- **Anforderung**
Kannst du den unten stehenden Text über die Stelle als wissenschaftliche Mitarbeiterin oder wissenschaftlicher Mitarbeiter in einer Kanzlei nach seinem letzten Satz aufgreifen und weiterschreiben?

- **Vorgegebener Text**
((
Ein Aspekt, der den Einstieg in diesen neuen Berufsabschnitt erleichtert, ist die Aufnahme in ein freundliches Team. Im Gegensatz zu ehemaligen KommilitonInnen am Lehrstuhl kennt man regelmäßig niemanden in der Kanzlei vorher. In vielen Boutiquen ist die Atmosphäre kollegial, PartnerInnen und Associates binden neue wissenschaftliche MitarbeiterInnen aus den obigen Gründen schnell ein. Schon nach den ersten Tagen fühlt man sich bestenfalls oft nicht wie ein „Externer“, sondern als Teil des Teams. Dies dürfte auch nur im Interesse der Kanzlei sein, denn schließlich will man dich bei entsprechender Qualität der Arbeit längerfristig halten. Zu einem gelungenen Einstieg gehört für mich auch ein Einstandskuchen (also ein Kuchen fürs Team, gebacken von dem/der neue/n Angestellte/n), wobei mir gespiegelt wurde, dass diese Tradition gar nicht mehr so selbstverständlich ist. Bei den ersten Gesprächen bei einem guten Stück Kuchen gewinnt man aber einen guten Eindruck von dem Team, für das man sich für die Zukunft entschieden hat. Denn ein kollegiales Umfeld ist essentiell für das langfristige Wohlbefinden an einem Arbeitsplatz, an dem man den Großteil seines Alltages verbringt und den auch kein Geld der Welt aufwiegen kann.

Warum es sich trotzdem lohnt

Auch wenn der Titel „Wissenschaftlicher Mitarbeiter“ weniger prestigeträchtig wirkt als „Associate“, bietet die Rolle echte Vorteile. Zum einen verdienst du oft immer noch besser als viele Gleichaltrige mit Berufsausbildung – ein Fakt, den man im Alltag leicht vergisst. Zum anderen verschaffst du dir früh wertvolle Kontakte und Fachkenntnisse in spannenden Rechtsgebieten, kannst bestenfalls sogar deine Vita mit ersten Fachartikeln schmücken ohne noch eine nur zeitlich befristete Stelle an der Uni zu haben. Ein weiterer Grund ist ganz banal: Zwischen Klausuren, mündlicher Prüfung und der Bekanntgabe der Noten im Examen klafft ein Loch. Wer in dieser Zeit eine Stelle als Wissenschaftlicher Mitarbeiter annimmt, kann nicht nur Geld verdienen, sondern auch eine langfristige Perspektive schaffen und die ungewisse Zeit etwas abfedern. Viele Kanzleien bieten wissenschaftlichen Mitarbeitern flexible Arbeitszeiten, oft 16 bis 24 Stunden pro Woche. Das erlaubt es, parallel eine Dissertation oder andere berufliche Projekte zu verfolgen – oder einfach durchzuatmen, bevor man sich in den nächsten Karriereschritt stürzt oder auch wenn eigentlich (noch) das Referendariat den Fokus des Lebens bestimmt.
))
- **Inhalt des Datensatzes**
((
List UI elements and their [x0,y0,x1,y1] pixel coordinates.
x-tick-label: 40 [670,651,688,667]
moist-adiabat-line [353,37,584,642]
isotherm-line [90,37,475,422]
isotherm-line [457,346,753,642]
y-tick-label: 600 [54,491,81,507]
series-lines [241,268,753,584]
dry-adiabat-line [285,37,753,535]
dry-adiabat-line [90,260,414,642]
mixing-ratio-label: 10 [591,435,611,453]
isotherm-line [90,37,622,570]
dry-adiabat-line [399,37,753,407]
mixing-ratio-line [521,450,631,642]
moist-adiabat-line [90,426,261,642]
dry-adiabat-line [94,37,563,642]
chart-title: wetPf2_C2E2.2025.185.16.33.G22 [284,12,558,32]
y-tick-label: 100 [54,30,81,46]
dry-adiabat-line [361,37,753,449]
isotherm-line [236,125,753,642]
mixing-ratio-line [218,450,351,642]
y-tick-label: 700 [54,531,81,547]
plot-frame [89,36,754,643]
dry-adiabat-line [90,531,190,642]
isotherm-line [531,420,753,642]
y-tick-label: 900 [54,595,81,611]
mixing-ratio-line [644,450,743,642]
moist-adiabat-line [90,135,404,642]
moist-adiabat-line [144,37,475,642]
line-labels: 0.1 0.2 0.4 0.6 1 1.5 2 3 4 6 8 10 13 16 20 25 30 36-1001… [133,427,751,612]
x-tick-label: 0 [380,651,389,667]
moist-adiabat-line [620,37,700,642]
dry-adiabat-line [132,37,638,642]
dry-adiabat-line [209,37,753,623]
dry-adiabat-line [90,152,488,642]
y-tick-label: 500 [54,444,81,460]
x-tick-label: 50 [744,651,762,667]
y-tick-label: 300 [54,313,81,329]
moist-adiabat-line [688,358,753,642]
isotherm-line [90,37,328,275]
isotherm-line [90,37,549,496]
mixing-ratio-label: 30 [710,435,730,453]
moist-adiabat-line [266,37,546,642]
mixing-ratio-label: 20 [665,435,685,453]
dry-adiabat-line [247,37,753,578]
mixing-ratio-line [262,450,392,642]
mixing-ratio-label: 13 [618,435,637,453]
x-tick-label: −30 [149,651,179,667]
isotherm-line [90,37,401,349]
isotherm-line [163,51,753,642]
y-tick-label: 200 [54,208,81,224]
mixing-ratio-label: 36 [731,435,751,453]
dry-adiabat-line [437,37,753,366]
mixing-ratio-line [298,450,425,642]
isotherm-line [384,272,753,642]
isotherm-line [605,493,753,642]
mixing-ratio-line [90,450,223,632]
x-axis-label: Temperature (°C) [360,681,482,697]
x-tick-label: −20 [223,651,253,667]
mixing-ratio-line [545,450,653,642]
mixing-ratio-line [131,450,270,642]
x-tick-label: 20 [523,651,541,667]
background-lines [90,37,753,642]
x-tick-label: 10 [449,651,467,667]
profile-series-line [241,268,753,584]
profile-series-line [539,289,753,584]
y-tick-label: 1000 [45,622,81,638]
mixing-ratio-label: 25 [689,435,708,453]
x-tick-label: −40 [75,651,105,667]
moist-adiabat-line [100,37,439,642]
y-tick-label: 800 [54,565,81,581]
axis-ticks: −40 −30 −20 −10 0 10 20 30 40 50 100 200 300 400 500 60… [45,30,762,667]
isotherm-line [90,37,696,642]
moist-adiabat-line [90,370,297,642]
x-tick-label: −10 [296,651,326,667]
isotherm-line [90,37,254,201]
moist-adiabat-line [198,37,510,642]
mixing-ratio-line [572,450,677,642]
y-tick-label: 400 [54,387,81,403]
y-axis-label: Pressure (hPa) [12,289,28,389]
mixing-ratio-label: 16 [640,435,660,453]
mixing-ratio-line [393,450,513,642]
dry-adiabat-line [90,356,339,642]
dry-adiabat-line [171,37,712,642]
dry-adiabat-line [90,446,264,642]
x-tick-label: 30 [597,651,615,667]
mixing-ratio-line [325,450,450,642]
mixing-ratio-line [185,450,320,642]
))
- **Erwartete Ausgabe**
Fazit

Die ersten Tage als wissenschaftlicher Mitarbeiter sind intensiv: spannende Infrastrukturprojekte, wissenschaftliche Arbeit am Puls der Zeit, aber auch hohe Arbeitsbelastung und Verantwortung. Entscheidend ist, dass du diese Position bewusst wählst – als Einstieg in die Praxis, als Möglichkeit zur Publikation, als Chance zur Vernetzung. Zwischen Fußnoten, Fristen und Teamabenden wird schnell klar: Auch ohne Anwaltszulassung kannst du in dieser Rolle mitten im juristischen Geschehen stehen – und Erfahrungen sammeln, die den weiteren Berufsweg prägen.

Was mich interessieren würde: Wie steht ihr zu Einstandskuchen? Schöne Tradition oder ist euch der Abend am Ofen für noch Unbekannte zu viel Stress?